**Problem description:**
Check each line of the entries below for the string "twelve"; copy every line where it appears.

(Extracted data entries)
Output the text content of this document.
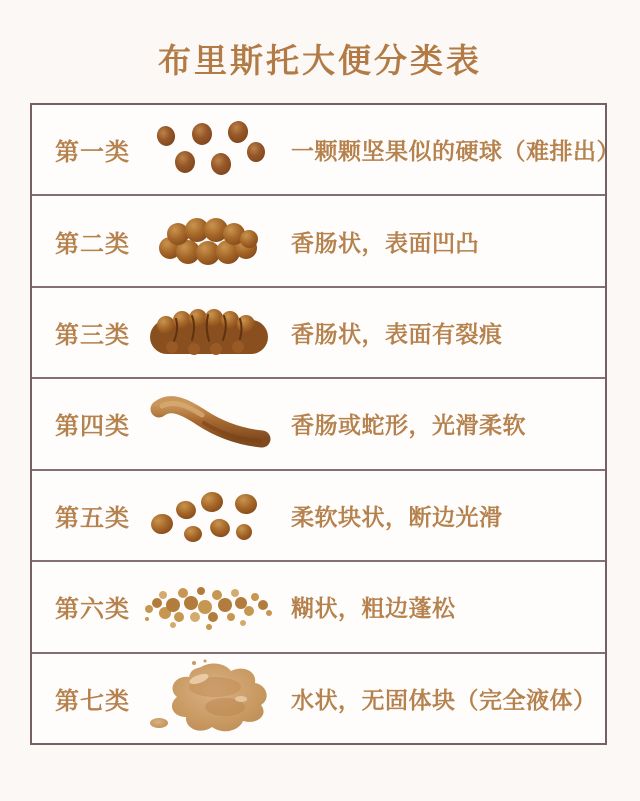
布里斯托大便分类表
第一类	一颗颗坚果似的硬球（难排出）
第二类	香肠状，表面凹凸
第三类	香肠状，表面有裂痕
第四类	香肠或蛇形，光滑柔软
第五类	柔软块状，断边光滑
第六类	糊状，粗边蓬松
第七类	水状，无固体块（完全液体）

--

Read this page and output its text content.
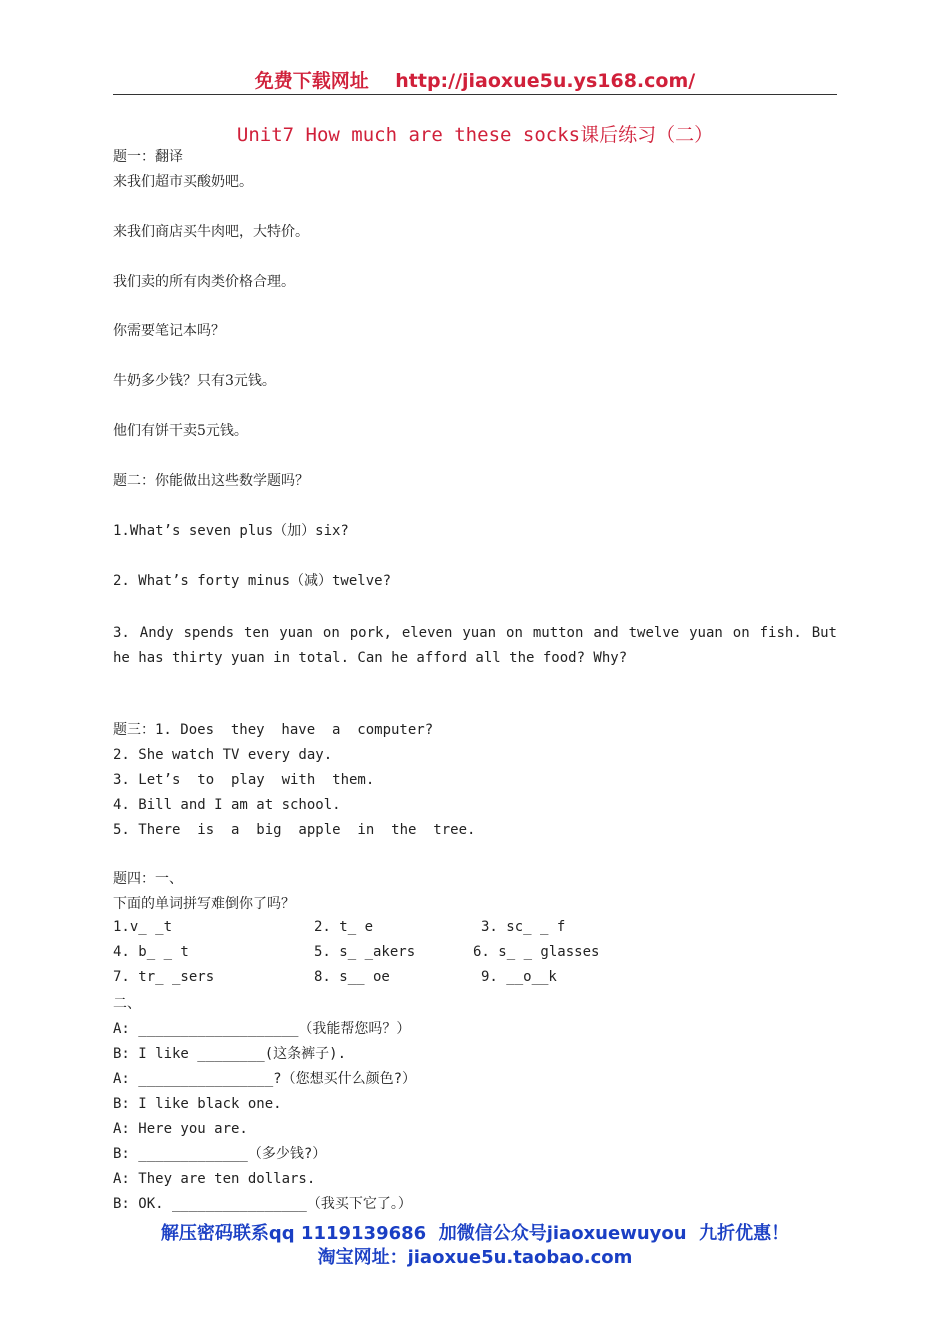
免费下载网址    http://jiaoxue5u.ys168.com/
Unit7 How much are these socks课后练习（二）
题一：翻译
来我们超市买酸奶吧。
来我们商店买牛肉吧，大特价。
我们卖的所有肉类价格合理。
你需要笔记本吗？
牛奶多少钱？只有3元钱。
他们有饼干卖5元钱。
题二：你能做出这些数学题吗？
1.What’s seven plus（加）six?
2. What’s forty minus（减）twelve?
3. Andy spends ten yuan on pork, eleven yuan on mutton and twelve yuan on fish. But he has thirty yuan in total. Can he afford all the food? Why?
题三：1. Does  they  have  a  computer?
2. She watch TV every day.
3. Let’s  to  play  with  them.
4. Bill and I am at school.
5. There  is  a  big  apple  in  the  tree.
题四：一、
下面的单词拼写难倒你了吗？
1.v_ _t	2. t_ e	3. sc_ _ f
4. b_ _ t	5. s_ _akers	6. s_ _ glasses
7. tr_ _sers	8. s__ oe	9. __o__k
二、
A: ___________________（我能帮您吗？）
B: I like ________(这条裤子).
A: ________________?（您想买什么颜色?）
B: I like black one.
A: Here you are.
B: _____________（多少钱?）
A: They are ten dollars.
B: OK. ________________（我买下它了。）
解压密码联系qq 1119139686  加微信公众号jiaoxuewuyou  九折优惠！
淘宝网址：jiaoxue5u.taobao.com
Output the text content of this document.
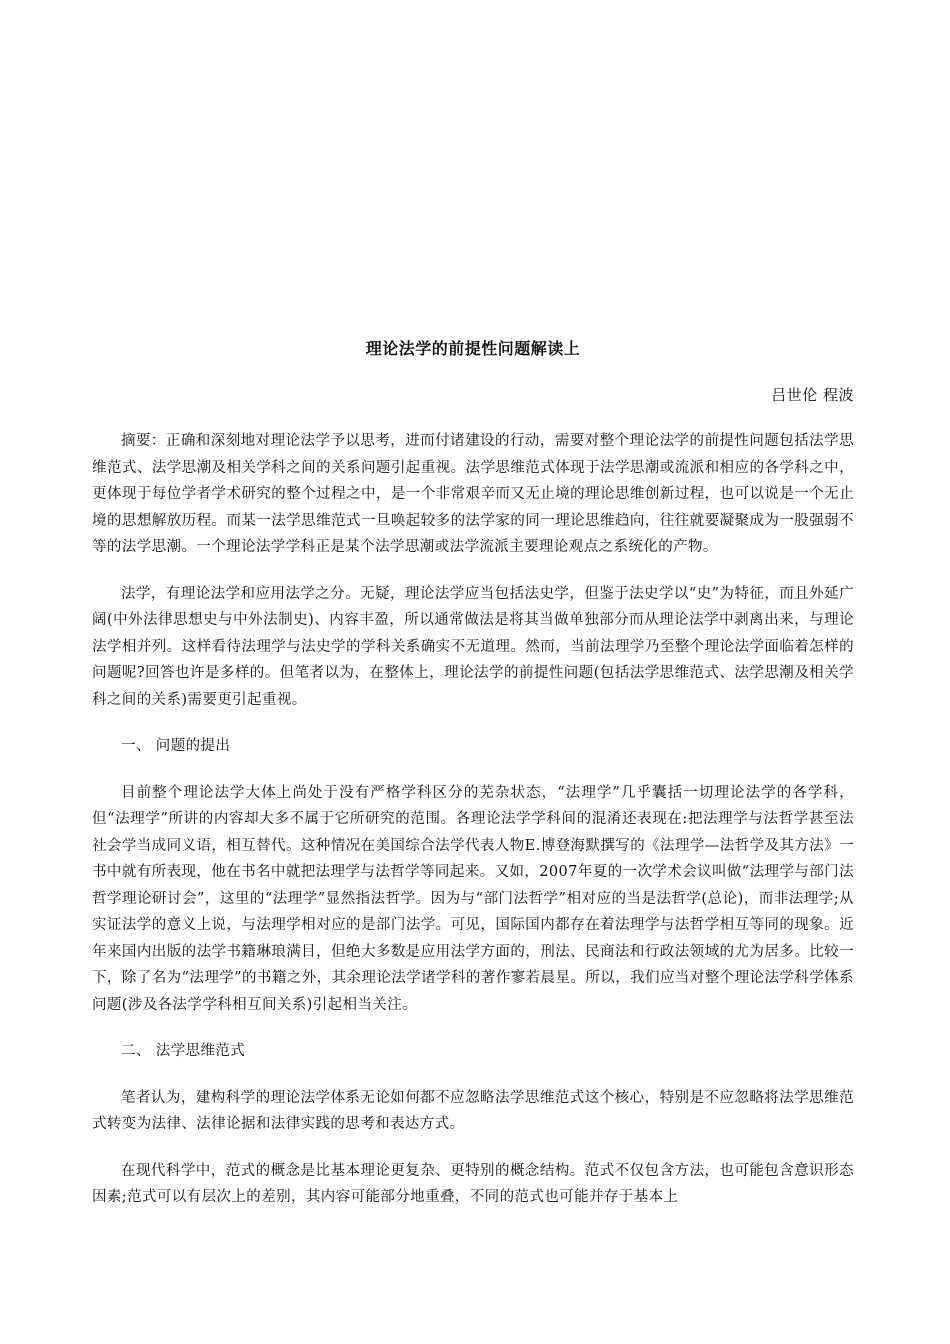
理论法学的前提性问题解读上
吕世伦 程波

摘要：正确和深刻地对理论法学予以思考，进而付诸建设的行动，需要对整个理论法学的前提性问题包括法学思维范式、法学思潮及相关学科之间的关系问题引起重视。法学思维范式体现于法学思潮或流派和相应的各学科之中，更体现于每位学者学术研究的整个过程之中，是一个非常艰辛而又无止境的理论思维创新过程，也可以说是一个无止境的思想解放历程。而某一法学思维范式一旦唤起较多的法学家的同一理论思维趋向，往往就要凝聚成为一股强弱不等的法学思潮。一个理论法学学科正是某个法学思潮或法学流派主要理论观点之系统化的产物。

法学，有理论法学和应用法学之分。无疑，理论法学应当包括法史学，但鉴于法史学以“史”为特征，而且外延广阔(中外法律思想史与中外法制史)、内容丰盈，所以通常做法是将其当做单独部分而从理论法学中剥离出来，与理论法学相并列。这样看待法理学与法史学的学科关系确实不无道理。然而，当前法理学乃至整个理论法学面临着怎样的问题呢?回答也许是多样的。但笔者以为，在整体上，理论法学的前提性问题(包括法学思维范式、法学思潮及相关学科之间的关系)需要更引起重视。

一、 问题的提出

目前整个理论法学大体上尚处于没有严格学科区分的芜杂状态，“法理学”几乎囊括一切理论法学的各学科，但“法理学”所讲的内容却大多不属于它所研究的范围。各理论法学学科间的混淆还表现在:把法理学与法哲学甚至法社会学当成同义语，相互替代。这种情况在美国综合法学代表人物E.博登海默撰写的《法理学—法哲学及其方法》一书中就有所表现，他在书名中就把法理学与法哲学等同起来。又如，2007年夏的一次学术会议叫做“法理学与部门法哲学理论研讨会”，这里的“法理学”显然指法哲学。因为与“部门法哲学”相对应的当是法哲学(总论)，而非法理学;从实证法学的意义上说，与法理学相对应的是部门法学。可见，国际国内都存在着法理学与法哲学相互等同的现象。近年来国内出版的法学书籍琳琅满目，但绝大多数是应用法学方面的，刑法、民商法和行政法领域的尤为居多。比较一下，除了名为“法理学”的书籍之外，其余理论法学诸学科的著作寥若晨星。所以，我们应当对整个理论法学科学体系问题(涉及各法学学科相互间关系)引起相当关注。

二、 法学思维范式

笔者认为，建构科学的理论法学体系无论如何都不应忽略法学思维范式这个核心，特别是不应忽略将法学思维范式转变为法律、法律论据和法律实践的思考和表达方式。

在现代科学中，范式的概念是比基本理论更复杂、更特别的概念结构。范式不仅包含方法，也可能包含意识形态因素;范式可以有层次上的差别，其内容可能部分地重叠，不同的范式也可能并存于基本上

**Expected answer:**
2. What’s forty minus（减）twelve?
3. Andy spends ten yuan on pork, eleven yuan on mutton and twelve yuan on fish. But he has thirty yuan in total. Can he afford all the food? Why?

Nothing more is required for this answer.